WHAT TO PRODUCE. Copy everything in the listing below word for word, apart from any images.

──────── EXTRACTED RECORDS

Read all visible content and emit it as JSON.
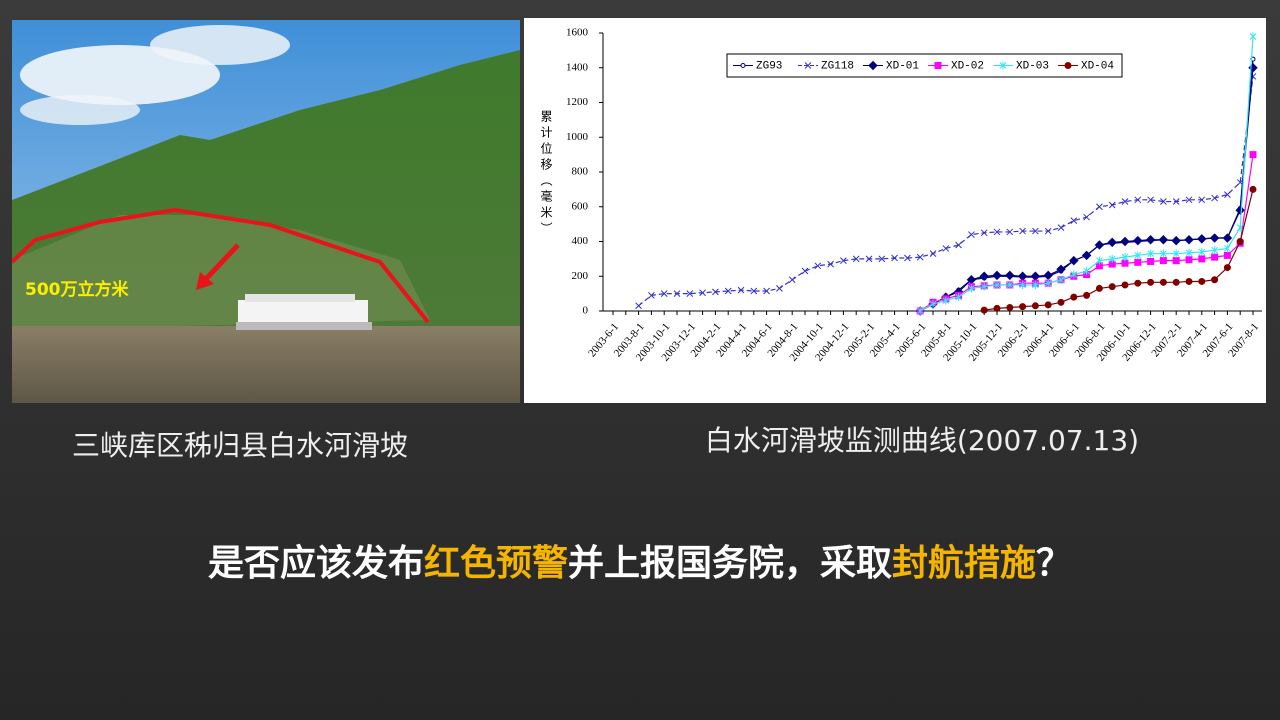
{
  "chart_data": {
    "type": "line",
    "y_label": "累计位移（毫米）",
    "categories": [
      "2003-6-1",
      null,
      "2003-8-1",
      null,
      "2003-10-1",
      null,
      "2003-12-1",
      null,
      "2004-2-1",
      null,
      "2004-4-1",
      null,
      "2004-6-1",
      null,
      "2004-8-1",
      null,
      "2004-10-1",
      null,
      "2004-12-1",
      null,
      "2005-2-1",
      null,
      "2005-4-1",
      null,
      "2005-6-1",
      null,
      "2005-8-1",
      null,
      "2005-10-1",
      null,
      "2005-12-1",
      null,
      "2006-2-1",
      null,
      "2006-4-1",
      null,
      "2006-6-1",
      null,
      "2006-8-1",
      null,
      "2006-10-1",
      null,
      "2006-12-1",
      null,
      "2007-2-1",
      null,
      "2007-4-1",
      null,
      "2007-6-1",
      null,
      "2007-8-1"
    ],
    "ylim": [
      0,
      1600
    ],
    "yticks": [
      0,
      200,
      400,
      600,
      800,
      1000,
      1200,
      1400,
      1600
    ],
    "grid": false,
    "legend": "top",
    "series": [
      {
        "name": "ZG93",
        "color": "#000080",
        "marker": "circle-open",
        "dash": false,
        "values": [
          null,
          null,
          null,
          null,
          null,
          null,
          null,
          null,
          null,
          null,
          null,
          null,
          null,
          null,
          null,
          null,
          null,
          null,
          null,
          null,
          null,
          null,
          null,
          null,
          0,
          40,
          80,
          120,
          180,
          190,
          200,
          200,
          195,
          195,
          200,
          230,
          290,
          320,
          380,
          390,
          395,
          400,
          405,
          410,
          405,
          410,
          415,
          420,
          420,
          590,
          1450
        ]
      },
      {
        "name": "ZG118",
        "color": "#3333cc",
        "marker": "x",
        "dash": true,
        "values": [
          null,
          null,
          30,
          90,
          100,
          100,
          100,
          105,
          110,
          115,
          120,
          115,
          115,
          130,
          180,
          230,
          260,
          270,
          290,
          300,
          300,
          300,
          305,
          305,
          310,
          330,
          360,
          380,
          440,
          450,
          455,
          455,
          460,
          460,
          460,
          480,
          520,
          540,
          600,
          610,
          630,
          640,
          640,
          630,
          630,
          640,
          640,
          650,
          670,
          740,
          1350
        ]
      },
      {
        "name": "XD-01",
        "color": "#000080",
        "marker": "diamond",
        "dash": false,
        "values": [
          null,
          null,
          null,
          null,
          null,
          null,
          null,
          null,
          null,
          null,
          null,
          null,
          null,
          null,
          null,
          null,
          null,
          null,
          null,
          null,
          null,
          null,
          null,
          null,
          0,
          40,
          80,
          110,
          180,
          200,
          205,
          205,
          200,
          200,
          205,
          240,
          290,
          320,
          380,
          395,
          400,
          405,
          410,
          410,
          405,
          410,
          415,
          420,
          420,
          580,
          1400
        ]
      },
      {
        "name": "XD-02",
        "color": "#ff00ff",
        "marker": "square",
        "dash": false,
        "values": [
          null,
          null,
          null,
          null,
          null,
          null,
          null,
          null,
          null,
          null,
          null,
          null,
          null,
          null,
          null,
          null,
          null,
          null,
          null,
          null,
          null,
          null,
          null,
          null,
          0,
          50,
          70,
          90,
          140,
          145,
          150,
          150,
          160,
          160,
          160,
          180,
          200,
          210,
          260,
          270,
          275,
          280,
          285,
          290,
          290,
          295,
          300,
          310,
          320,
          390,
          900
        ]
      },
      {
        "name": "XD-03",
        "color": "#33e6f0",
        "marker": "star",
        "dash": false,
        "values": [
          null,
          null,
          null,
          null,
          null,
          null,
          null,
          null,
          null,
          null,
          null,
          null,
          null,
          null,
          null,
          null,
          null,
          null,
          null,
          null,
          null,
          null,
          null,
          null,
          0,
          40,
          60,
          80,
          130,
          140,
          150,
          150,
          150,
          150,
          160,
          180,
          210,
          230,
          290,
          300,
          310,
          320,
          330,
          330,
          330,
          335,
          340,
          350,
          360,
          480,
          1580
        ]
      },
      {
        "name": "XD-04",
        "color": "#800000",
        "marker": "circle",
        "dash": false,
        "values": [
          null,
          null,
          null,
          null,
          null,
          null,
          null,
          null,
          null,
          null,
          null,
          null,
          null,
          null,
          null,
          null,
          null,
          null,
          null,
          null,
          null,
          null,
          null,
          null,
          null,
          null,
          null,
          null,
          null,
          5,
          15,
          20,
          25,
          30,
          35,
          50,
          80,
          90,
          130,
          140,
          150,
          160,
          165,
          165,
          165,
          170,
          170,
          180,
          250,
          400,
          700
        ]
      }
    ]
  },
  "photo": {
    "annotation": "500万立方米"
  },
  "captions": [
    "三峡库区秭归县白水河滑坡",
    "白水河滑坡监测曲线(2007.07.13)"
  ],
  "question": [
    {
      "text": "是否应该发布",
      "color": "#ffffff"
    },
    {
      "text": "红色预警",
      "color": "#f5b400"
    },
    {
      "text": "并上报国务院，采取",
      "color": "#ffffff"
    },
    {
      "text": "封航措施",
      "color": "#f5b400"
    },
    {
      "text": "？",
      "color": "#ffffff"
    }
  ]
}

────────────────

WORKED SOLUTION.
Read all visible content and emit it as JSON.
{
  "chart_data": {
    "type": "line",
    "y_label": "累计位移（毫米）",
    "categories": [
      "2003-6-1",
      null,
      "2003-8-1",
      null,
      "2003-10-1",
      null,
      "2003-12-1",
      null,
      "2004-2-1",
      null,
      "2004-4-1",
      null,
      "2004-6-1",
      null,
      "2004-8-1",
      null,
      "2004-10-1",
      null,
      "2004-12-1",
      null,
      "2005-2-1",
      null,
      "2005-4-1",
      null,
      "2005-6-1",
      null,
      "2005-8-1",
      null,
      "2005-10-1",
      null,
      "2005-12-1",
      null,
      "2006-2-1",
      null,
      "2006-4-1",
      null,
      "2006-6-1",
      null,
      "2006-8-1",
      null,
      "2006-10-1",
      null,
      "2006-12-1",
      null,
      "2007-2-1",
      null,
      "2007-4-1",
      null,
      "2007-6-1",
      null,
      "2007-8-1"
    ],
    "ylim": [
      0,
      1600
    ],
    "yticks": [
      0,
      200,
      400,
      600,
      800,
      1000,
      1200,
      1400,
      1600
    ],
    "grid": false,
    "legend": "top",
    "series": [
      {
        "name": "ZG93",
        "color": "#000080",
        "marker": "circle-open",
        "dash": false,
        "values": [
          null,
          null,
          null,
          null,
          null,
          null,
          null,
          null,
          null,
          null,
          null,
          null,
          null,
          null,
          null,
          null,
          null,
          null,
          null,
          null,
          null,
          null,
          null,
          null,
          0,
          40,
          80,
          120,
          180,
          190,
          200,
          200,
          195,
          195,
          200,
          230,
          290,
          320,
          380,
          390,
          395,
          400,
          405,
          410,
          405,
          410,
          415,
          420,
          420,
          590,
          1450
        ]
      },
      {
        "name": "ZG118",
        "color": "#3333cc",
        "marker": "x",
        "dash": true,
        "values": [
          null,
          null,
          30,
          90,
          100,
          100,
          100,
          105,
          110,
          115,
          120,
          115,
          115,
          130,
          180,
          230,
          260,
          270,
          290,
          300,
          300,
          300,
          305,
          305,
          310,
          330,
          360,
          380,
          440,
          450,
          455,
          455,
          460,
          460,
          460,
          480,
          520,
          540,
          600,
          610,
          630,
          640,
          640,
          630,
          630,
          640,
          640,
          650,
          670,
          740,
          1350
        ]
      },
      {
        "name": "XD-01",
        "color": "#000080",
        "marker": "diamond",
        "dash": false,
        "values": [
          null,
          null,
          null,
          null,
          null,
          null,
          null,
          null,
          null,
          null,
          null,
          null,
          null,
          null,
          null,
          null,
          null,
          null,
          null,
          null,
          null,
          null,
          null,
          null,
          0,
          40,
          80,
          110,
          180,
          200,
          205,
          205,
          200,
          200,
          205,
          240,
          290,
          320,
          380,
          395,
          400,
          405,
          410,
          410,
          405,
          410,
          415,
          420,
          420,
          580,
          1400
        ]
      },
      {
        "name": "XD-02",
        "color": "#ff00ff",
        "marker": "square",
        "dash": false,
        "values": [
          null,
          null,
          null,
          null,
          null,
          null,
          null,
          null,
          null,
          null,
          null,
          null,
          null,
          null,
          null,
          null,
          null,
          null,
          null,
          null,
          null,
          null,
          null,
          null,
          0,
          50,
          70,
          90,
          140,
          145,
          150,
          150,
          160,
          160,
          160,
          180,
          200,
          210,
          260,
          270,
          275,
          280,
          285,
          290,
          290,
          295,
          300,
          310,
          320,
          390,
          900
        ]
      },
      {
        "name": "XD-03",
        "color": "#33e6f0",
        "marker": "star",
        "dash": false,
        "values": [
          null,
          null,
          null,
          null,
          null,
          null,
          null,
          null,
          null,
          null,
          null,
          null,
          null,
          null,
          null,
          null,
          null,
          null,
          null,
          null,
          null,
          null,
          null,
          null,
          0,
          40,
          60,
          80,
          130,
          140,
          150,
          150,
          150,
          150,
          160,
          180,
          210,
          230,
          290,
          300,
          310,
          320,
          330,
          330,
          330,
          335,
          340,
          350,
          360,
          480,
          1580
        ]
      },
      {
        "name": "XD-04",
        "color": "#800000",
        "marker": "circle",
        "dash": false,
        "values": [
          null,
          null,
          null,
          null,
          null,
          null,
          null,
          null,
          null,
          null,
          null,
          null,
          null,
          null,
          null,
          null,
          null,
          null,
          null,
          null,
          null,
          null,
          null,
          null,
          null,
          null,
          null,
          null,
          null,
          5,
          15,
          20,
          25,
          30,
          35,
          50,
          80,
          90,
          130,
          140,
          150,
          160,
          165,
          165,
          165,
          170,
          170,
          180,
          250,
          400,
          700
        ]
      }
    ]
  },
  "photo": {
    "annotation": "500万立方米"
  },
  "captions": [
    "三峡库区秭归县白水河滑坡",
    "白水河滑坡监测曲线(2007.07.13)"
  ],
  "question": [
    {
      "text": "是否应该发布",
      "color": "#ffffff"
    },
    {
      "text": "红色预警",
      "color": "#f5b400"
    },
    {
      "text": "并上报国务院，采取",
      "color": "#ffffff"
    },
    {
      "text": "封航措施",
      "color": "#f5b400"
    },
    {
      "text": "？",
      "color": "#ffffff"
    }
  ]
}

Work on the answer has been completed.